Prompt
Some lines in the records below may hold the word "Sunflower"; give the number of those lines and nothing else.

■ ■ ■ ■

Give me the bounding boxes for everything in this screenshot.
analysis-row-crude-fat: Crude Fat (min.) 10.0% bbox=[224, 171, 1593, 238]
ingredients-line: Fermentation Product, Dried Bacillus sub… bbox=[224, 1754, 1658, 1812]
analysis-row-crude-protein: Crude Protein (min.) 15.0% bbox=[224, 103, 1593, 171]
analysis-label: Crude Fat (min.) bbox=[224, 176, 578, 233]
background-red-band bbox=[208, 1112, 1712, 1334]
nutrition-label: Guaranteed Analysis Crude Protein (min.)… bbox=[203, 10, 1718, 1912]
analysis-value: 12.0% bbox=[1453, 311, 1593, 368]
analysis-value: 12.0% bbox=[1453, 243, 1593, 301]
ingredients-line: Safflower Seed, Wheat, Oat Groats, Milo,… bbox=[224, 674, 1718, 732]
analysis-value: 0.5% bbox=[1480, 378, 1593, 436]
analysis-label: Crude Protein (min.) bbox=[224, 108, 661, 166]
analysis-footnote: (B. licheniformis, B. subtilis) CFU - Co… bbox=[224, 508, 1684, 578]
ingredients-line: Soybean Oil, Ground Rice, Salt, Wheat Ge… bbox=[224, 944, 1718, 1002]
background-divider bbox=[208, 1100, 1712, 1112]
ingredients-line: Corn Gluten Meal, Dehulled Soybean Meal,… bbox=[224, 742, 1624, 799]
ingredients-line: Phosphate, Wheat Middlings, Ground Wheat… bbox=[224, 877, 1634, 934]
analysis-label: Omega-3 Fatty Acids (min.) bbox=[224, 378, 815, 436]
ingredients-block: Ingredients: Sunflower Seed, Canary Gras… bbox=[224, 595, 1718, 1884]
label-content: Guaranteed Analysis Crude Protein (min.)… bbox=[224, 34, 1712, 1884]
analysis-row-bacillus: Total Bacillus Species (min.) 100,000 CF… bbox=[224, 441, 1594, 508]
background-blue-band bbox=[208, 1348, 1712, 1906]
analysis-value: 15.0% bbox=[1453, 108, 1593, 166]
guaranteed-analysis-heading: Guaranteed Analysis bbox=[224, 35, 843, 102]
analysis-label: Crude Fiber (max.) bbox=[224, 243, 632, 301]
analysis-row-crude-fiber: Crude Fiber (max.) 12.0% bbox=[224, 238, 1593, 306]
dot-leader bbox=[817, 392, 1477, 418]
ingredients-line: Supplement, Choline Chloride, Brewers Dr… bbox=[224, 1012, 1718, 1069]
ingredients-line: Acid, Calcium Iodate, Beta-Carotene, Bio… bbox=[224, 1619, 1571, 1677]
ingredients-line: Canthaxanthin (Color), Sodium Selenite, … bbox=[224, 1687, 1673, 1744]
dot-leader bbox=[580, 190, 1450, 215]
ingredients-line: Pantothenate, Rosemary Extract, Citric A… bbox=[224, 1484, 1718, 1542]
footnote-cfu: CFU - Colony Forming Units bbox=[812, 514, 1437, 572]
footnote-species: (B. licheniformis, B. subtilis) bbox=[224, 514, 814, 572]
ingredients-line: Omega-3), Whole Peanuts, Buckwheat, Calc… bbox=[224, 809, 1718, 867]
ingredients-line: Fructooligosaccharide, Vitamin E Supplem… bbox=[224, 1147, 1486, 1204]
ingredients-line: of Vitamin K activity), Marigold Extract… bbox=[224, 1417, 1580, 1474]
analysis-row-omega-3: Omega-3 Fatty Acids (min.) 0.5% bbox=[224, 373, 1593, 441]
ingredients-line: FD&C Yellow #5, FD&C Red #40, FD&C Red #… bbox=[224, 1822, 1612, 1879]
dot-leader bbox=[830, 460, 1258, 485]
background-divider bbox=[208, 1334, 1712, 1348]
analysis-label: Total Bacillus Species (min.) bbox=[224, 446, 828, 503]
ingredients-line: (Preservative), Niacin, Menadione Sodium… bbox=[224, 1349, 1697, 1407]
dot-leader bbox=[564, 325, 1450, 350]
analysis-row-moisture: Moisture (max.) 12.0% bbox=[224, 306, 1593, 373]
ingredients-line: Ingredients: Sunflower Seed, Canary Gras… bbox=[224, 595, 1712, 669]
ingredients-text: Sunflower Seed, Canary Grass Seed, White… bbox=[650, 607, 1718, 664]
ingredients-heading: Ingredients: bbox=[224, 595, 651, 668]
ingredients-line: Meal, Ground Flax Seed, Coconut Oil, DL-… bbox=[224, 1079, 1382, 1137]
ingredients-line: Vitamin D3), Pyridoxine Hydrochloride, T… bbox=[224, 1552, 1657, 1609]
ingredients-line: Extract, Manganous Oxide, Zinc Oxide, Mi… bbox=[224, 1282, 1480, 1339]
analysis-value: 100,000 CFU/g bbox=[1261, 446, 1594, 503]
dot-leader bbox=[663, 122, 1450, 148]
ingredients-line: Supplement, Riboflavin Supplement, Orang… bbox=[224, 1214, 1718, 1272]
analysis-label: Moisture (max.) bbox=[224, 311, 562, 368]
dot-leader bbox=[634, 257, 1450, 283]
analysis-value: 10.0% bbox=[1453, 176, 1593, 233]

■ ■ ■ ■

Reply
3